_Aim of the task:_ Below is a block of data; give all of it again word for word.

_Dataset entries:_
__________
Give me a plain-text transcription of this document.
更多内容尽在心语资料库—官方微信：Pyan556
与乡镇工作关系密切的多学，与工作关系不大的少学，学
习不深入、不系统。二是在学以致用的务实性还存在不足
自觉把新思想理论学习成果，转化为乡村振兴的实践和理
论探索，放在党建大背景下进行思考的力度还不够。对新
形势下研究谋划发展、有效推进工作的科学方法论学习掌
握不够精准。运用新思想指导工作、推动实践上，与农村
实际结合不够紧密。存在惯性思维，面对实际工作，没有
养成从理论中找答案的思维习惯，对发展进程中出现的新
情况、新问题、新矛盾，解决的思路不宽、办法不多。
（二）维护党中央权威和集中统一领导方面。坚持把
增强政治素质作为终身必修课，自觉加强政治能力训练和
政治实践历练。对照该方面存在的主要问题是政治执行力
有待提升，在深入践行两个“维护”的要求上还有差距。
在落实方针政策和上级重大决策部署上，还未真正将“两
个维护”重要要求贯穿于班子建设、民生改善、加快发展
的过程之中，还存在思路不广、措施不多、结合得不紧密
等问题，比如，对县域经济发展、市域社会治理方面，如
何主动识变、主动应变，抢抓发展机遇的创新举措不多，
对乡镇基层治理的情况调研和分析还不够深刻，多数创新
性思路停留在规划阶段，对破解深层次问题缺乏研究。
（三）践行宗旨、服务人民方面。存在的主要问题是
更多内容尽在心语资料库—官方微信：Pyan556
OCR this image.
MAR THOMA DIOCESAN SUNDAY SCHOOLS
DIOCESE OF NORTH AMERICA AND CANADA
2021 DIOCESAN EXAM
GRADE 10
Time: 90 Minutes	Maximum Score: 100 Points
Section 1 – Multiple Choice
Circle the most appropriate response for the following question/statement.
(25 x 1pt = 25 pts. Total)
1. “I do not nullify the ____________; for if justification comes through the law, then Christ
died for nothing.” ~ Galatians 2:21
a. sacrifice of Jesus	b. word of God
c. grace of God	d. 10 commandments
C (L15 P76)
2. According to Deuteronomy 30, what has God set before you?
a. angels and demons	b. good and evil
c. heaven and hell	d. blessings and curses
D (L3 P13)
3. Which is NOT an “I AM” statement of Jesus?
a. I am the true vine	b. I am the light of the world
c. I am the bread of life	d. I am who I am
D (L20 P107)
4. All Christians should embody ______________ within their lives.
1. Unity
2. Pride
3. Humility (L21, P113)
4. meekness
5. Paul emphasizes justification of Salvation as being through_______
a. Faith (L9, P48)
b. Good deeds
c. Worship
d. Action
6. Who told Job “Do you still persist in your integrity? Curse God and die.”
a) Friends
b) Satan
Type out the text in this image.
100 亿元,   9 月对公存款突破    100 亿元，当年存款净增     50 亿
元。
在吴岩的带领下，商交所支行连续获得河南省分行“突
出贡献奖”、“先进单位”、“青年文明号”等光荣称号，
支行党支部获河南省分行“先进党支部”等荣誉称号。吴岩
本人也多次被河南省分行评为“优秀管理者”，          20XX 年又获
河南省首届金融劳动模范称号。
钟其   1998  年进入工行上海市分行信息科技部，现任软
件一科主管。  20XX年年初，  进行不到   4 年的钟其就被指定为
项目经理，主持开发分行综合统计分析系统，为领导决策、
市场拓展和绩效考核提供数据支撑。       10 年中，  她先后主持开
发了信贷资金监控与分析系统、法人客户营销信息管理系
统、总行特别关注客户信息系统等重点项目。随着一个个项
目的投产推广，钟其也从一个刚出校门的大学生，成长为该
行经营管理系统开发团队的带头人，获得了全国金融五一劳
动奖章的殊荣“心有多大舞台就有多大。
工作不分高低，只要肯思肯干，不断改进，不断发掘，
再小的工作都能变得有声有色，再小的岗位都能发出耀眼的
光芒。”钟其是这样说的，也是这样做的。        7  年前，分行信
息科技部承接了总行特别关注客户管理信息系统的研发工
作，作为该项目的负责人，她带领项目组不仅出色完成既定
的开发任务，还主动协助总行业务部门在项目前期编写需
__________
_Exercise output:_
Give me a plain-text transcription of this document.
更多内容尽在心语资料库—官方微信：Pyan556
与乡镇工作关系密切的多学，与工作关系不大的少学，学
习不深入、不系统。二是在学以致用的务实性还存在不足
自觉把新思想理论学习成果，转化为乡村振兴的实践和理
论探索，放在党建大背景下进行思考的力度还不够。对新
形势下研究谋划发展、有效推进工作的科学方法论学习掌
握不够精准。运用新思想指导工作、推动实践上，与农村
实际结合不够紧密。存在惯性思维，面对实际工作，没有
养成从理论中找答案的思维习惯，对发展进程中出现的新
情况、新问题、新矛盾，解决的思路不宽、办法不多。
（二）维护党中央权威和集中统一领导方面。坚持把
增强政治素质作为终身必修课，自觉加强政治能力训练和
政治实践历练。对照该方面存在的主要问题是政治执行力
有待提升，在深入践行两个“维护”的要求上还有差距。
在落实方针政策和上级重大决策部署上，还未真正将“两
个维护”重要要求贯穿于班子建设、民生改善、加快发展
的过程之中，还存在思路不广、措施不多、结合得不紧密
等问题，比如，对县域经济发展、市域社会治理方面，如
何主动识变、主动应变，抢抓发展机遇的创新举措不多，
对乡镇基层治理的情况调研和分析还不够深刻，多数创新
性思路停留在规划阶段，对破解深层次问题缺乏研究。
（三）践行宗旨、服务人民方面。存在的主要问题是
更多内容尽在心语资料库—官方微信：Pyan556
OCR this image.
MAR THOMA DIOCESAN SUNDAY SCHOOLS
DIOCESE OF NORTH AMERICA AND CANADA
2021 DIOCESAN EXAM
GRADE 10
Time: 90 Minutes	Maximum Score: 100 Points
Section 1 – Multiple Choice
Circle the most appropriate response for the following question/statement.
(25 x 1pt = 25 pts. Total)
1. “I do not nullify the ____________; for if justification comes through the law, then Christ
died for nothing.” ~ Galatians 2:21
a. sacrifice of Jesus	b. word of God
c. grace of God	d. 10 commandments
C (L15 P76)
2. According to Deuteronomy 30, what has God set before you?
a. angels and demons	b. good and evil
c. heaven and hell	d. blessings and curses
D (L3 P13)
3. Which is NOT an “I AM” statement of Jesus?
a. I am the true vine	b. I am the light of the world
c. I am the bread of life	d. I am who I am
D (L20 P107)
4. All Christians should embody ______________ within their lives.
1. Unity
2. Pride
3. Humility (L21, P113)
4. meekness
5. Paul emphasizes justification of Salvation as being through_______
a. Faith (L9, P48)
b. Good deeds
c. Worship
d. Action
6. Who told Job “Do you still persist in your integrity? Curse God and die.”
a) Friends
b) Satan
Type out the text in this image.
100 亿元,   9 月对公存款突破    100 亿元，当年存款净增     50 亿
元。
在吴岩的带领下，商交所支行连续获得河南省分行“突
出贡献奖”、“先进单位”、“青年文明号”等光荣称号，
支行党支部获河南省分行“先进党支部”等荣誉称号。吴岩
本人也多次被河南省分行评为“优秀管理者”，          20XX 年又获
河南省首届金融劳动模范称号。
钟其   1998  年进入工行上海市分行信息科技部，现任软
件一科主管。  20XX年年初，  进行不到   4 年的钟其就被指定为
项目经理，主持开发分行综合统计分析系统，为领导决策、
市场拓展和绩效考核提供数据支撑。       10 年中，  她先后主持开
发了信贷资金监控与分析系统、法人客户营销信息管理系
统、总行特别关注客户信息系统等重点项目。随着一个个项
目的投产推广，钟其也从一个刚出校门的大学生，成长为该
行经营管理系统开发团队的带头人，获得了全国金融五一劳
动奖章的殊荣“心有多大舞台就有多大。
工作不分高低，只要肯思肯干，不断改进，不断发掘，
再小的工作都能变得有声有色，再小的岗位都能发出耀眼的
光芒。”钟其是这样说的，也是这样做的。        7  年前，分行信
息科技部承接了总行特别关注客户管理信息系统的研发工
作，作为该项目的负责人，她带领项目组不仅出色完成既定
的开发任务，还主动协助总行业务部门在项目前期编写需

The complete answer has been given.